* begin Working data *

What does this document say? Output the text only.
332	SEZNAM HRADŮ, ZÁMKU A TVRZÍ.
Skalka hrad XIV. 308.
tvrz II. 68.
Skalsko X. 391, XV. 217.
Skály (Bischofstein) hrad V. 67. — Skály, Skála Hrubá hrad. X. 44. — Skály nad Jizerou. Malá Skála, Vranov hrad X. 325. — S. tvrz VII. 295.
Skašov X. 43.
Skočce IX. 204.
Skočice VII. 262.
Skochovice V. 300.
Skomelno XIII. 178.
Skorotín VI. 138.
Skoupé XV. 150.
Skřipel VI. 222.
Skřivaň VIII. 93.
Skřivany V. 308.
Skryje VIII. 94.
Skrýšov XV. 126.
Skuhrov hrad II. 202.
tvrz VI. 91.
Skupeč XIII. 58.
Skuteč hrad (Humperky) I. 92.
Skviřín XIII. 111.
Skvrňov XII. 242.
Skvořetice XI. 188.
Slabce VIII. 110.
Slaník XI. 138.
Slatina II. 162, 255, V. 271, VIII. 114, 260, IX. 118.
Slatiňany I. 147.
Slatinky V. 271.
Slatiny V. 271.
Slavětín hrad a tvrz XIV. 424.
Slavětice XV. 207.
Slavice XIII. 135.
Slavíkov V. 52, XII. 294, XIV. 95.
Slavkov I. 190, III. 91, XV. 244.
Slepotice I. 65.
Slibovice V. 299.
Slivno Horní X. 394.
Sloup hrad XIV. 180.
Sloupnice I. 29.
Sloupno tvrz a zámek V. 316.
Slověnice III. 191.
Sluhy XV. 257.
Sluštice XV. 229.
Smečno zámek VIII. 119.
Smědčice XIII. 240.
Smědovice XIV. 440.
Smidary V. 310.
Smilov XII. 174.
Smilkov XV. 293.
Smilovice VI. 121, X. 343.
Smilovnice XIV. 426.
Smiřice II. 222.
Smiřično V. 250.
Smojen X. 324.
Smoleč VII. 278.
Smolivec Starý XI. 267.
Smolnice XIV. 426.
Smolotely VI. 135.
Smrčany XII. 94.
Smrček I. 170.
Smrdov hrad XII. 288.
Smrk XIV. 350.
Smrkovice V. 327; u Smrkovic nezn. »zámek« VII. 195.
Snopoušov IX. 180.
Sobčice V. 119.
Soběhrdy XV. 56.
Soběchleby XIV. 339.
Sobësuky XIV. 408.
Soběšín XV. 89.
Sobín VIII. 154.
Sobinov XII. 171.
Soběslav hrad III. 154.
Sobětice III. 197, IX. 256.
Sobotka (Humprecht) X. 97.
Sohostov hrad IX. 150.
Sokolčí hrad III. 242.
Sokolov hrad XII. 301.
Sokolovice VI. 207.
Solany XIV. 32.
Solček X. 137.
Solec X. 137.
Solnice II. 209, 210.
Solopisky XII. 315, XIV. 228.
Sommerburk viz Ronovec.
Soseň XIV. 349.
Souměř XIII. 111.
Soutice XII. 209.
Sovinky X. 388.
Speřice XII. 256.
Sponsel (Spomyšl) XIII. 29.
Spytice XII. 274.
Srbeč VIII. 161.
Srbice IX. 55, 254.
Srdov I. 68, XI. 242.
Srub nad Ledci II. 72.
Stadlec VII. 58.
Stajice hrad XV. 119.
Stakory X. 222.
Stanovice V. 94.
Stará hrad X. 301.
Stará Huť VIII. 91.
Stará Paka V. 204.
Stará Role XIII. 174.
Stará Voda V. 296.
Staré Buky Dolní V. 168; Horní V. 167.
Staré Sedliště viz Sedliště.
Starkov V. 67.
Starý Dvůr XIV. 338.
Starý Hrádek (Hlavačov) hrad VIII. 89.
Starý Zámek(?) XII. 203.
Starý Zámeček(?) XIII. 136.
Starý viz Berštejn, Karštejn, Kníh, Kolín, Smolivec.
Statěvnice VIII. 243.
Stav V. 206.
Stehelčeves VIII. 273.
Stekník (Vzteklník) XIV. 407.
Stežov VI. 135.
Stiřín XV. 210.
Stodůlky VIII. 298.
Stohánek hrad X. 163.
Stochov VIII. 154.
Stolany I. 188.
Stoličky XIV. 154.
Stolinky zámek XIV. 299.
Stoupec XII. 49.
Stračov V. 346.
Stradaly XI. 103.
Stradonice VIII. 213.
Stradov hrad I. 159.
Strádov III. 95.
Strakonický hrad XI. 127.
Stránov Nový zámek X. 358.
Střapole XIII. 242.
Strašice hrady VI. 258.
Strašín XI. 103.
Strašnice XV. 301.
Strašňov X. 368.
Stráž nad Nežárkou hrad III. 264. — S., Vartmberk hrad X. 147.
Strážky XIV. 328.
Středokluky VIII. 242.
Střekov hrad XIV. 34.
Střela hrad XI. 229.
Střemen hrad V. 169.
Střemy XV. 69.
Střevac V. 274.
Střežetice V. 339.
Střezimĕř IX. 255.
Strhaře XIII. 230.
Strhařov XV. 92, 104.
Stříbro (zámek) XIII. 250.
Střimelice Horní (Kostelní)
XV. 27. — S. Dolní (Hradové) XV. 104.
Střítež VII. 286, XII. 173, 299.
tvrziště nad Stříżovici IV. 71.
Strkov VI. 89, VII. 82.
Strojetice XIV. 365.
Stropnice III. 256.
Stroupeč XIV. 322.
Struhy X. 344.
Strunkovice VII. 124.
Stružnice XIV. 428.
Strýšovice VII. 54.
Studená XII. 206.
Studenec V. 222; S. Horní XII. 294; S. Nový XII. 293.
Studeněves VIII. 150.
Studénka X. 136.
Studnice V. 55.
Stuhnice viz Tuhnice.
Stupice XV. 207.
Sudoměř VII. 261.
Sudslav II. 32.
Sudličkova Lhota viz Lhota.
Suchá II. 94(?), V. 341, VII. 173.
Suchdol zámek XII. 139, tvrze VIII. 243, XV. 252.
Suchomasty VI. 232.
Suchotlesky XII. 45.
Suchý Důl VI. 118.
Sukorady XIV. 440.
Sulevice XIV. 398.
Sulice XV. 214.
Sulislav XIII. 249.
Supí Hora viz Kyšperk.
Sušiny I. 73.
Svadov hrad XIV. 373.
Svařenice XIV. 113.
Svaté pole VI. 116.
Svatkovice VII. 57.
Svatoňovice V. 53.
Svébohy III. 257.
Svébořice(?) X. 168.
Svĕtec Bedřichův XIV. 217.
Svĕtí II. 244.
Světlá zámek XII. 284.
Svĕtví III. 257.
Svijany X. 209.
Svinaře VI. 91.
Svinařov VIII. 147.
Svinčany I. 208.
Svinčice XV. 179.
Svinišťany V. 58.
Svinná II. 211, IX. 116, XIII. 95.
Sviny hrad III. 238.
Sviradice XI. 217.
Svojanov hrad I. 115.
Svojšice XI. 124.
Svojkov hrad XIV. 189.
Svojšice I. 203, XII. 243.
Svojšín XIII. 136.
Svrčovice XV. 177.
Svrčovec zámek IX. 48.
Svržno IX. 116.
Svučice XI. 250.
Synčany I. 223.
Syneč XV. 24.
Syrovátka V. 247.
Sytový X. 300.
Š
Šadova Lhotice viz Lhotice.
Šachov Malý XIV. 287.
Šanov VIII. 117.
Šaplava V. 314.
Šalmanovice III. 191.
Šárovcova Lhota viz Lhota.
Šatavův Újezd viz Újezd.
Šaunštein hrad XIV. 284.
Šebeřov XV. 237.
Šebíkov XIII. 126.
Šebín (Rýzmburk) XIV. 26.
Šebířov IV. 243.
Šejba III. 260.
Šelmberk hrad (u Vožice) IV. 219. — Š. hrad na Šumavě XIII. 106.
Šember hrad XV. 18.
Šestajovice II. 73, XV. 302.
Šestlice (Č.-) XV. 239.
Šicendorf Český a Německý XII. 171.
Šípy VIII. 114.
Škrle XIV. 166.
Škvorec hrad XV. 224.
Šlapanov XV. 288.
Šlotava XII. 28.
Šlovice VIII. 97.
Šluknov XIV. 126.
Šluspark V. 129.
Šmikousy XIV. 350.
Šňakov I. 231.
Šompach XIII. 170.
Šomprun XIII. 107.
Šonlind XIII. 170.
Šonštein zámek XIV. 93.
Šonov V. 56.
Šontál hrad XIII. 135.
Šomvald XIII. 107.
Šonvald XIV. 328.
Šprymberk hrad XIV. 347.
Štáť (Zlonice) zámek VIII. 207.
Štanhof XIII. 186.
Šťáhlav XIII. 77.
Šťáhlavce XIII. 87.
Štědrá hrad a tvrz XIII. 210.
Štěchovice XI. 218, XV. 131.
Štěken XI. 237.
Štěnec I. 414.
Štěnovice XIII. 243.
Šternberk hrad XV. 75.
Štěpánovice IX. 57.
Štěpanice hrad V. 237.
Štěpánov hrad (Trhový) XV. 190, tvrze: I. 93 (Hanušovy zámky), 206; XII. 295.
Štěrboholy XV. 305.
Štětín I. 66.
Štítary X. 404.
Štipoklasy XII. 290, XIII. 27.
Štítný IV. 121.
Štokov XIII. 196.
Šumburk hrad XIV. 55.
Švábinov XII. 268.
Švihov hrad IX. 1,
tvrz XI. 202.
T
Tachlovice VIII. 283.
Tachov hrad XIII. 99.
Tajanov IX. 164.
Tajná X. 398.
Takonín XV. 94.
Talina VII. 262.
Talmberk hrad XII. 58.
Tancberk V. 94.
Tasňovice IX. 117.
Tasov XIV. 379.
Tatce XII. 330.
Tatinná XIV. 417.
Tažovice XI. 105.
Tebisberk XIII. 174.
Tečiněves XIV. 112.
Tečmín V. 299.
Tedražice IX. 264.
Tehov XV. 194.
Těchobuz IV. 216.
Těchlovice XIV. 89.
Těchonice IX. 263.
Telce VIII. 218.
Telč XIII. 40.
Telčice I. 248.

* end Working data *

The request: In the entries above, how many lines hold the word "Svojšice"? State the number and nothing else.

Written answer: 2